» **Provided records**
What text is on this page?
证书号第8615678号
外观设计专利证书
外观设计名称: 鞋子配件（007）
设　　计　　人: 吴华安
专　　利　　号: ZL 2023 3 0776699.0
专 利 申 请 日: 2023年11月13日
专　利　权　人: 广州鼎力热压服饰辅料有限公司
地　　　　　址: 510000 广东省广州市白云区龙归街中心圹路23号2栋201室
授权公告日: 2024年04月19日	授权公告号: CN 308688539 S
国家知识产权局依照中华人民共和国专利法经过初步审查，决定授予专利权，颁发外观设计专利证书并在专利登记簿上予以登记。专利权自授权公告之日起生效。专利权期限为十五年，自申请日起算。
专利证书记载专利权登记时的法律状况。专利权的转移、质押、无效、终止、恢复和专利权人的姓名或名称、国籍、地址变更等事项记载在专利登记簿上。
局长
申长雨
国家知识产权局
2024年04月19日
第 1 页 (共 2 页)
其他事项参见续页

» **Your objective**
Using the data above, repeat every line exactly.

» **Response**
What text is on this page?
证书号第8615678号
外观设计专利证书
外观设计名称: 鞋子配件（007）
设　　计　　人: 吴华安
专　　利　　号: ZL 2023 3 0776699.0
专 利 申 请 日: 2023年11月13日
专　利　权　人: 广州鼎力热压服饰辅料有限公司
地　　　　　址: 510000 广东省广州市白云区龙归街中心圹路23号2栋201室
授权公告日: 2024年04月19日	授权公告号: CN 308688539 S
国家知识产权局依照中华人民共和国专利法经过初步审查，决定授予专利权，颁发外观设计专利证书并在专利登记簿上予以登记。专利权自授权公告之日起生效。专利权期限为十五年，自申请日起算。
专利证书记载专利权登记时的法律状况。专利权的转移、质押、无效、终止、恢复和专利权人的姓名或名称、国籍、地址变更等事项记载在专利登记簿上。
局长
申长雨
国家知识产权局
2024年04月19日
第 1 页 (共 2 页)
其他事项参见续页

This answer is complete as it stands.